== Required action ==
Once you have read the listing below, write all of it out again exactly.

== Available data ==
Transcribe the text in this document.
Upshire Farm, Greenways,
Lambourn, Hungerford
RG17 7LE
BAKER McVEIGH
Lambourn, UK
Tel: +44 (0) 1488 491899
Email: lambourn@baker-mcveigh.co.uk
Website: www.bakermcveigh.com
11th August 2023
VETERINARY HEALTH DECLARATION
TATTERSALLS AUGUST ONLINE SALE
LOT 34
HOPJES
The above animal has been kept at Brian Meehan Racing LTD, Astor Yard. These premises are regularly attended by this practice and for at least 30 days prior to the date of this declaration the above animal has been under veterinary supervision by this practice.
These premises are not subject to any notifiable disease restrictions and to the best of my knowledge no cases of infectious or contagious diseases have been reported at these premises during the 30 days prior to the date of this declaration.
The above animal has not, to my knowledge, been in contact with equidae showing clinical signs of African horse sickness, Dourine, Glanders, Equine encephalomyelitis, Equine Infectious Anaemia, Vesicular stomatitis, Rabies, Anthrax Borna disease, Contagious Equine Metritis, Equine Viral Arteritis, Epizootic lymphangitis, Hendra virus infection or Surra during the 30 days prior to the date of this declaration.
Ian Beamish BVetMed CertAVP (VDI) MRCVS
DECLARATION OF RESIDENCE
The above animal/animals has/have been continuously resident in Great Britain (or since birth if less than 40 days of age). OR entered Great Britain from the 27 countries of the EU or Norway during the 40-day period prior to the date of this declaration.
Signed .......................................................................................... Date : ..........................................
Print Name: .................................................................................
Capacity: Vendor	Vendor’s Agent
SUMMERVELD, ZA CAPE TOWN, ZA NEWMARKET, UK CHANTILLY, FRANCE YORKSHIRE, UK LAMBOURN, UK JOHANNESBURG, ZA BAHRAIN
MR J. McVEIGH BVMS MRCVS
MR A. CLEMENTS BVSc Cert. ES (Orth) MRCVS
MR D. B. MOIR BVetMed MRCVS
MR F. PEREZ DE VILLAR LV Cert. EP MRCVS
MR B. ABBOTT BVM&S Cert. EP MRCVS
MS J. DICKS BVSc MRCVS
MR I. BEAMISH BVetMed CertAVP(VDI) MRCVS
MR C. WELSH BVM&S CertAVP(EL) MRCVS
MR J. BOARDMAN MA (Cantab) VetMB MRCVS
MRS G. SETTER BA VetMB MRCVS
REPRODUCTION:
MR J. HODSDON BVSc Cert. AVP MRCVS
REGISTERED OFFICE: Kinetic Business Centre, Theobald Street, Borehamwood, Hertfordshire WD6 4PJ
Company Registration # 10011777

== Answer to this exercise ==
Transcribe the text in this document.
Upshire Farm, Greenways,
Lambourn, Hungerford
RG17 7LE
BAKER McVEIGH
Lambourn, UK
Tel: +44 (0) 1488 491899
Email: lambourn@baker-mcveigh.co.uk
Website: www.bakermcveigh.com
11th August 2023
VETERINARY HEALTH DECLARATION
TATTERSALLS AUGUST ONLINE SALE
LOT 34
HOPJES
The above animal has been kept at Brian Meehan Racing LTD, Astor Yard. These premises are regularly attended by this practice and for at least 30 days prior to the date of this declaration the above animal has been under veterinary supervision by this practice.
These premises are not subject to any notifiable disease restrictions and to the best of my knowledge no cases of infectious or contagious diseases have been reported at these premises during the 30 days prior to the date of this declaration.
The above animal has not, to my knowledge, been in contact with equidae showing clinical signs of African horse sickness, Dourine, Glanders, Equine encephalomyelitis, Equine Infectious Anaemia, Vesicular stomatitis, Rabies, Anthrax Borna disease, Contagious Equine Metritis, Equine Viral Arteritis, Epizootic lymphangitis, Hendra virus infection or Surra during the 30 days prior to the date of this declaration.
Ian Beamish BVetMed CertAVP (VDI) MRCVS
DECLARATION OF RESIDENCE
The above animal/animals has/have been continuously resident in Great Britain (or since birth if less than 40 days of age). OR entered Great Britain from the 27 countries of the EU or Norway during the 40-day period prior to the date of this declaration.
Signed .......................................................................................... Date : ..........................................
Print Name: .................................................................................
Capacity: Vendor	Vendor’s Agent
SUMMERVELD, ZA CAPE TOWN, ZA NEWMARKET, UK CHANTILLY, FRANCE YORKSHIRE, UK LAMBOURN, UK JOHANNESBURG, ZA BAHRAIN
MR J. McVEIGH BVMS MRCVS
MR A. CLEMENTS BVSc Cert. ES (Orth) MRCVS
MR D. B. MOIR BVetMed MRCVS
MR F. PEREZ DE VILLAR LV Cert. EP MRCVS
MR B. ABBOTT BVM&S Cert. EP MRCVS
MS J. DICKS BVSc MRCVS
MR I. BEAMISH BVetMed CertAVP(VDI) MRCVS
MR C. WELSH BVM&S CertAVP(EL) MRCVS
MR J. BOARDMAN MA (Cantab) VetMB MRCVS
MRS G. SETTER BA VetMB MRCVS
REPRODUCTION:
MR J. HODSDON BVSc Cert. AVP MRCVS
REGISTERED OFFICE: Kinetic Business Centre, Theobald Street, Borehamwood, Hertfordshire WD6 4PJ
Company Registration # 10011777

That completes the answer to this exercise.